● **Data entries**
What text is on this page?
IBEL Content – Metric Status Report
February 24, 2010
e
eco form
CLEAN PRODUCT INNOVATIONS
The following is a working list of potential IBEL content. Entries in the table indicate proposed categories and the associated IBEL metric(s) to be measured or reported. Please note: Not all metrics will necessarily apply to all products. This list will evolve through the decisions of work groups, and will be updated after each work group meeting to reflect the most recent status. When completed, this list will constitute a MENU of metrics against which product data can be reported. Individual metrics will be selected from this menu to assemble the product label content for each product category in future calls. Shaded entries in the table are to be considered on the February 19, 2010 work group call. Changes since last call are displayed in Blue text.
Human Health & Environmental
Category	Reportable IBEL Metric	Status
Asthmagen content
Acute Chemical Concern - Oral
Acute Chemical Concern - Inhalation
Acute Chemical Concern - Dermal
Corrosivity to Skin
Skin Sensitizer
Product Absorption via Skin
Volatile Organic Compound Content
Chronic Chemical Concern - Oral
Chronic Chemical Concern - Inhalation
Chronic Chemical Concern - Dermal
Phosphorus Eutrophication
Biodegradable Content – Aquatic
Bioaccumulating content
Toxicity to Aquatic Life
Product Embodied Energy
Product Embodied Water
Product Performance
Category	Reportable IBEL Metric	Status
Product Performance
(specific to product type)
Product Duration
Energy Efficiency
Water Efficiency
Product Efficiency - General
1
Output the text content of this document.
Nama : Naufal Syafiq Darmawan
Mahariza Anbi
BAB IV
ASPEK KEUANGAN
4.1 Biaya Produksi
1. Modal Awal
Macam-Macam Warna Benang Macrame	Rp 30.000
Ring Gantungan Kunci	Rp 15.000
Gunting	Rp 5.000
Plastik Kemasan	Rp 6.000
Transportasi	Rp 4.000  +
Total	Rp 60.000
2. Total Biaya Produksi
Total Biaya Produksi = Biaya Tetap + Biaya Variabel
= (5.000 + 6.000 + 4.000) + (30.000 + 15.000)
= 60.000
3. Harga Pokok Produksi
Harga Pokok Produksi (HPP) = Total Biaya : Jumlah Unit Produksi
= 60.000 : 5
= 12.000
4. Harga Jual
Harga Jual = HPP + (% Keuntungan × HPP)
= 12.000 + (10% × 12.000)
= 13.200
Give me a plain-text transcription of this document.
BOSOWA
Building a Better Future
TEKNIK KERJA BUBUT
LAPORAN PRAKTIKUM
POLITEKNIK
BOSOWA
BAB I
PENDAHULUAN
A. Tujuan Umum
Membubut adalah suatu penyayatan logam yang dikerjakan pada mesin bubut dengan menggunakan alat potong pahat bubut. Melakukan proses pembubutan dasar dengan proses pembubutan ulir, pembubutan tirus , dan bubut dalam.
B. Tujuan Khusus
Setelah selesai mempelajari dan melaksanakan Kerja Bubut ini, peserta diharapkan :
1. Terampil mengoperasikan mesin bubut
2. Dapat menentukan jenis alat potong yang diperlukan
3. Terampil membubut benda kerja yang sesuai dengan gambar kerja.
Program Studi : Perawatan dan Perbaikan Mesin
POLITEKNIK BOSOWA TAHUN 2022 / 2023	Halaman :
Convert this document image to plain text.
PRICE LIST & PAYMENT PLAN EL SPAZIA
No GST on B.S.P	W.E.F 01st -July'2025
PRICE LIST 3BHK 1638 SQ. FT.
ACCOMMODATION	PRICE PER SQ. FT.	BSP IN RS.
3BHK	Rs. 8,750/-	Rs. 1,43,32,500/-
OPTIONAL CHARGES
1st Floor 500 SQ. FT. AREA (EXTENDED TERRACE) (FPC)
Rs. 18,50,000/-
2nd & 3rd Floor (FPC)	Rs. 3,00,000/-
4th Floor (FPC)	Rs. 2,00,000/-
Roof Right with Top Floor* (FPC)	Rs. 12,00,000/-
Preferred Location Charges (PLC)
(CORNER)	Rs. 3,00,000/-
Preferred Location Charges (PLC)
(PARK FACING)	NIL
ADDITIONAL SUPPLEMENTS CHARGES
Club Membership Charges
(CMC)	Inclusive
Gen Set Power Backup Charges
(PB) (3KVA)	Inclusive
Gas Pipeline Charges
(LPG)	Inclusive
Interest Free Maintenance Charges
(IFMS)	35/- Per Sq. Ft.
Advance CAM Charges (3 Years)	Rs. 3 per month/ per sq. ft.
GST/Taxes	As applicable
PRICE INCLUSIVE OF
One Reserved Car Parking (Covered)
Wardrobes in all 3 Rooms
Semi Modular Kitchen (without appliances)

● **Exercise directions**
Find "Water". Copy every line it occurs in.

● **Output for this task**
Product Embodied Water
Water Efficiency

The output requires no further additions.